======== Input

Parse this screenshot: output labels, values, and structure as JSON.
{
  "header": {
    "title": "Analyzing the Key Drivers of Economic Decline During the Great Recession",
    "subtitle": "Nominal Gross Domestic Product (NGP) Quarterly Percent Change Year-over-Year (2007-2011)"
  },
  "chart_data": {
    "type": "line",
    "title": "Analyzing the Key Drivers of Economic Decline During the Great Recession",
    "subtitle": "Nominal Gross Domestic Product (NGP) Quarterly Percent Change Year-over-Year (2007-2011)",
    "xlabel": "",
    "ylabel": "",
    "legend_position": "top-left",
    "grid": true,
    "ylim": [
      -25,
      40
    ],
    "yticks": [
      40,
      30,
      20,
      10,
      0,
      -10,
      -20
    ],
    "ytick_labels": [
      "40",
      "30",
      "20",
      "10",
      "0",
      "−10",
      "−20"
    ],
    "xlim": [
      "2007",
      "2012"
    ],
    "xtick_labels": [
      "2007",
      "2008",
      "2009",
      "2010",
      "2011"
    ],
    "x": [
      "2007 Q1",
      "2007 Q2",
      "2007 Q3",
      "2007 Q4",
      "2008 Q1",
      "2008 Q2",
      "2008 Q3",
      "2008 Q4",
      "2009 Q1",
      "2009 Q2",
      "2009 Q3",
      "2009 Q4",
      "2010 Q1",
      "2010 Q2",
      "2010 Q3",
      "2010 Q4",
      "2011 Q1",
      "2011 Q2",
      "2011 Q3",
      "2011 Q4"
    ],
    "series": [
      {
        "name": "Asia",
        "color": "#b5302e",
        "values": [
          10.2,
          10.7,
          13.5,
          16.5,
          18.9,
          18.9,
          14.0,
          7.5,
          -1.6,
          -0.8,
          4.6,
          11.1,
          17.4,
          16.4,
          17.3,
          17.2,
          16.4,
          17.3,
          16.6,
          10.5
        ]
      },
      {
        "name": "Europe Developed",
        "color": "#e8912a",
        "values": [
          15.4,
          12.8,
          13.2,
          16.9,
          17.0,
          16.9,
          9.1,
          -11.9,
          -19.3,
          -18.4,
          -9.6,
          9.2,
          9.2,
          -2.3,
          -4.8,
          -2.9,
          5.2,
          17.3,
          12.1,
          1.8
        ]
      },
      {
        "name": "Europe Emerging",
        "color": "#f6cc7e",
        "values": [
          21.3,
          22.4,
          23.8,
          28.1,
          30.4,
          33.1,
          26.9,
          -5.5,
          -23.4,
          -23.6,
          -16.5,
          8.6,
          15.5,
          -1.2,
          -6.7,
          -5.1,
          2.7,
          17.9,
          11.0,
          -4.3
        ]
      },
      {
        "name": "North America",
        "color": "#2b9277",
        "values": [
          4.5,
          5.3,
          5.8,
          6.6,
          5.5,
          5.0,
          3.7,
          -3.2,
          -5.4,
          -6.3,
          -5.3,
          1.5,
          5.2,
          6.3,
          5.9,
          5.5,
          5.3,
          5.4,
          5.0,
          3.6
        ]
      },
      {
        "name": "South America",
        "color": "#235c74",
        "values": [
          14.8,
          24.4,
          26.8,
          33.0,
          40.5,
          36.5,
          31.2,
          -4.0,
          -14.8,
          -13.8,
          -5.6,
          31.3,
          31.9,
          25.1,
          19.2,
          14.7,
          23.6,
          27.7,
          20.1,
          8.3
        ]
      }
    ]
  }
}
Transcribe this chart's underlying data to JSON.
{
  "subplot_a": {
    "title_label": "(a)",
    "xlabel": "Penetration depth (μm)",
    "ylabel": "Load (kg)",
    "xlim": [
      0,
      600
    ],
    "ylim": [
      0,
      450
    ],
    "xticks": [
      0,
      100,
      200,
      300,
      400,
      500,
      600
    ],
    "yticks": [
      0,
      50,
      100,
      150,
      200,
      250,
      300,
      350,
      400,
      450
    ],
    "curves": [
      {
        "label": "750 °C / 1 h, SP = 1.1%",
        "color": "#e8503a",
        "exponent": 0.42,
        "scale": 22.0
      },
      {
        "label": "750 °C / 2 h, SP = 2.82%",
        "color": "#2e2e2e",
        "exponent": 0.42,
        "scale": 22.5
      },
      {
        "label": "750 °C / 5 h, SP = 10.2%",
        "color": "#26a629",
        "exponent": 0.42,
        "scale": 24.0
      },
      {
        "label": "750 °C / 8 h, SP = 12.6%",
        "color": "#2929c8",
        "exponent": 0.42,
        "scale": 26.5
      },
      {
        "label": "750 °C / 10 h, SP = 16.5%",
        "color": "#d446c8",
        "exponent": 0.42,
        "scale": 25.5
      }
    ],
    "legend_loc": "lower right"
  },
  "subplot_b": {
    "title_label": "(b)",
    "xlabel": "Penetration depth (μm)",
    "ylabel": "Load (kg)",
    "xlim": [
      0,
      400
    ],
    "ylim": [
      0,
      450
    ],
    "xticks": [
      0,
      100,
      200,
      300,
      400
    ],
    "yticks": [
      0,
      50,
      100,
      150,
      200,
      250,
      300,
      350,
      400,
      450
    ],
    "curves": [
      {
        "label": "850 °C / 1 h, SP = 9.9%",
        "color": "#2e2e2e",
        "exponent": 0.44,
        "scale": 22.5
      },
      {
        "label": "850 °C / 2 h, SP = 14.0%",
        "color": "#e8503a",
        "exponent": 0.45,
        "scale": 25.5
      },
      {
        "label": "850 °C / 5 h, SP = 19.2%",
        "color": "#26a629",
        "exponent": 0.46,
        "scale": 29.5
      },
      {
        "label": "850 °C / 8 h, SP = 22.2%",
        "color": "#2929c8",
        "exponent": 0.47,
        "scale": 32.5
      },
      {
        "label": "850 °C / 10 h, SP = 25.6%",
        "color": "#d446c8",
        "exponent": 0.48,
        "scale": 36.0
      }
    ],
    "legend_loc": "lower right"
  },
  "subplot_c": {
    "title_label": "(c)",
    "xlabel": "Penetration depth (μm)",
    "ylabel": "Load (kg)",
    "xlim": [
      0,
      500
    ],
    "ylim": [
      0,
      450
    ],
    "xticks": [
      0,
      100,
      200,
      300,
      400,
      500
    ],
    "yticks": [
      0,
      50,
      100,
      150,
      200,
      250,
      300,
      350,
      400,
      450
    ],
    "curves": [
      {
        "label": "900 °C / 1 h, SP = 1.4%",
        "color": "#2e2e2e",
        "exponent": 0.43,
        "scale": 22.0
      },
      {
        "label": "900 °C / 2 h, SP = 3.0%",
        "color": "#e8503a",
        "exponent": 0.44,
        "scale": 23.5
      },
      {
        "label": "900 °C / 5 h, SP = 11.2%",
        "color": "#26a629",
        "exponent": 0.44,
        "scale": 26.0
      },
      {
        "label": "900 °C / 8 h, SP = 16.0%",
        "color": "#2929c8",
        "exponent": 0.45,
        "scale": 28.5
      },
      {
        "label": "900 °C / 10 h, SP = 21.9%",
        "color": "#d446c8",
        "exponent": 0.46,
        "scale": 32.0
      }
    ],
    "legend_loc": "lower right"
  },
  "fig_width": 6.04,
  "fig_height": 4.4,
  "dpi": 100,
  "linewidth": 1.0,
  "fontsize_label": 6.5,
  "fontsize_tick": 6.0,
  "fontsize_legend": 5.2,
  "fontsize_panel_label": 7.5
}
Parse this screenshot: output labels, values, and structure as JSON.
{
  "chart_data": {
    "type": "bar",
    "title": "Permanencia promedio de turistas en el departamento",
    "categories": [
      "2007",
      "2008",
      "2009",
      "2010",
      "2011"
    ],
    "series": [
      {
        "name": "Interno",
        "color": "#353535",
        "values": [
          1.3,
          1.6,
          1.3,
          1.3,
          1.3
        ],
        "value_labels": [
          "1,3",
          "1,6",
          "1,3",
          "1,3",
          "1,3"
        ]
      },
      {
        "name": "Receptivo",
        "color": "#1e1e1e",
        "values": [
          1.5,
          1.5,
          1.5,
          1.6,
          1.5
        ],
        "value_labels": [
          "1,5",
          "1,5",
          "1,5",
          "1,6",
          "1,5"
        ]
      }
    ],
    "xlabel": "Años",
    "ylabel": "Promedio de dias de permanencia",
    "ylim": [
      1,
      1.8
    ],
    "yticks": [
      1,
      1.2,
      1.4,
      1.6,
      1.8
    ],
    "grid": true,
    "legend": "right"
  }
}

================

**Exercise objective:**
Scan the listing above for the word "Nominal" and copy every line that holds it.

**Task result:**
    "subtitle": "Nominal Gross Domestic Product (NGP) Quarterly Percent Change Year-over-Year (2007-2011)"
    "subtitle": "Nominal Gross Domestic Product (NGP) Quarterly Percent Change Year-over-Year (2007-2011)",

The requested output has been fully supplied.